### Given task
Return the data exactly, with all pictures removed.
-- Begin Dataset excerpts --
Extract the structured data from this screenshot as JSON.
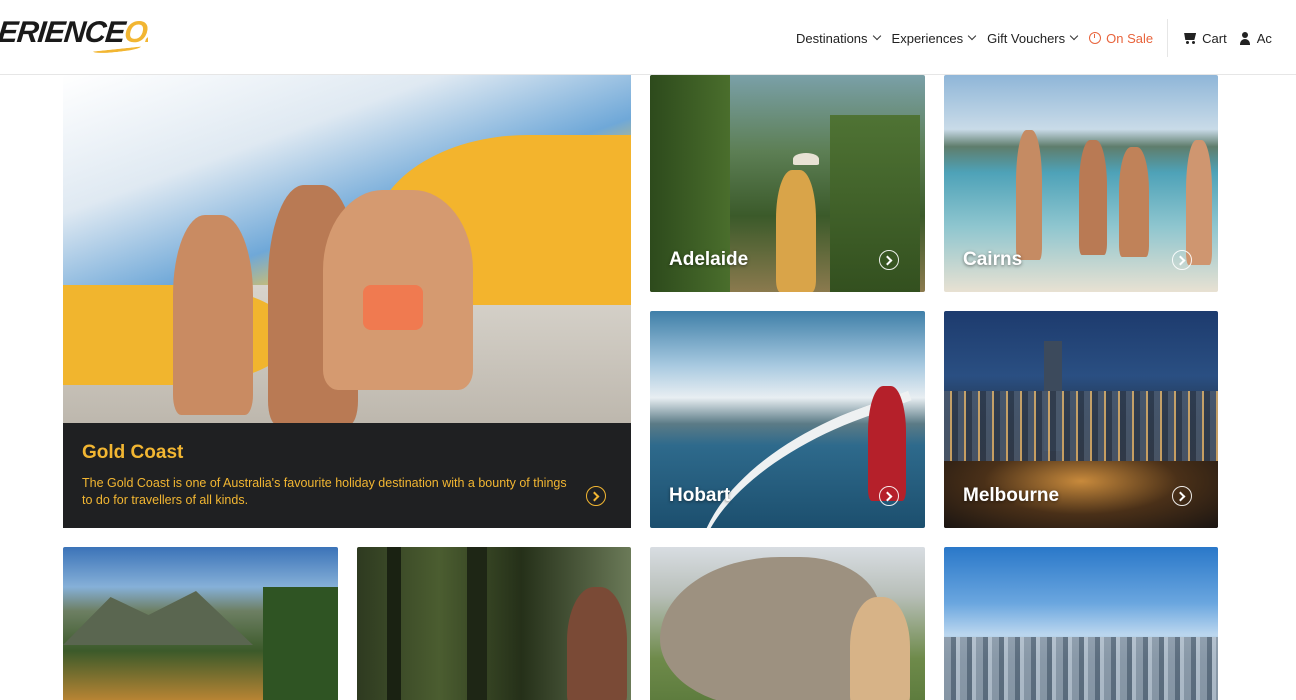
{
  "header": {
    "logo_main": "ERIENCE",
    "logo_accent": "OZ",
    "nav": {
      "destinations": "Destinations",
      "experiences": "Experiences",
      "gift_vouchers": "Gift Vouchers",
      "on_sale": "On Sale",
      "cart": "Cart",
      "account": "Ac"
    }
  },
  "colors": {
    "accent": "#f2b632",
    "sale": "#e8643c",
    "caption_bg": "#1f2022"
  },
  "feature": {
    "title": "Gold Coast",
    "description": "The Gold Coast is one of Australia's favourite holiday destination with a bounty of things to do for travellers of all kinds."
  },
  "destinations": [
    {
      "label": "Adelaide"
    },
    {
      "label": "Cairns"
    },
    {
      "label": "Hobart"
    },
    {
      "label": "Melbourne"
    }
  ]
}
-- End Dataset excerpts --
### Full response
Extract the structured data from this screenshot as JSON.
{
  "header": {
    "logo_main": "ERIENCE",
    "logo_accent": "OZ",
    "nav": {
      "destinations": "Destinations",
      "experiences": "Experiences",
      "gift_vouchers": "Gift Vouchers",
      "on_sale": "On Sale",
      "cart": "Cart",
      "account": "Ac"
    }
  },
  "colors": {
    "accent": "#f2b632",
    "sale": "#e8643c",
    "caption_bg": "#1f2022"
  },
  "feature": {
    "title": "Gold Coast",
    "description": "The Gold Coast is one of Australia's favourite holiday destination with a bounty of things to do for travellers of all kinds."
  },
  "destinations": [
    {
      "label": "Adelaide"
    },
    {
      "label": "Cairns"
    },
    {
      "label": "Hobart"
    },
    {
      "label": "Melbourne"
    }
  ]
}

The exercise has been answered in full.